Short task: Make an exact copy of all the material below, apart from the pictures.

+===+

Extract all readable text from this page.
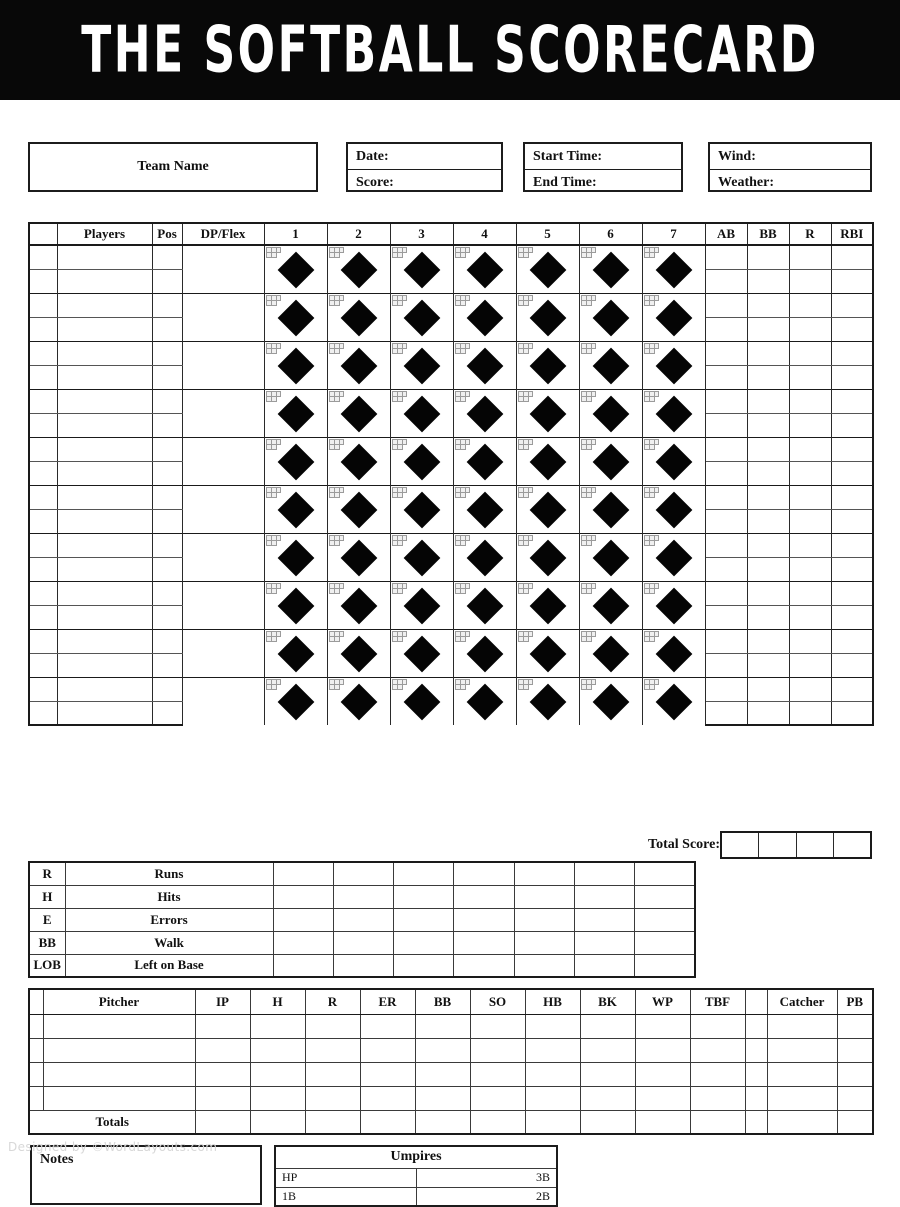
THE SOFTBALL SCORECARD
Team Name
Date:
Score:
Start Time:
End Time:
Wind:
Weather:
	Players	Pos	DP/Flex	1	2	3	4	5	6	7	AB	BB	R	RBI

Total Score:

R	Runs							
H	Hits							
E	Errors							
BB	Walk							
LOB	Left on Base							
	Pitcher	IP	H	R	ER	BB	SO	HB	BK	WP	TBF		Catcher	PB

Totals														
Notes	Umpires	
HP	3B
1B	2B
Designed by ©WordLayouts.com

+===+

Solution to this task:
Extract all readable text from this page.
THE SOFTBALL SCORECARD
Team Name
Date:
Score:
Start Time:
End Time:
Wind:
Weather:
	Players	Pos	DP/Flex	1	2	3	4	5	6	7	AB	BB	R	RBI

Total Score:

R	Runs							
H	Hits							
E	Errors							
BB	Walk							
LOB	Left on Base							
	Pitcher	IP	H	R	ER	BB	SO	HB	BK	WP	TBF		Catcher	PB

Totals														
Notes	Umpires	
HP	3B
1B	2B
Designed by ©WordLayouts.com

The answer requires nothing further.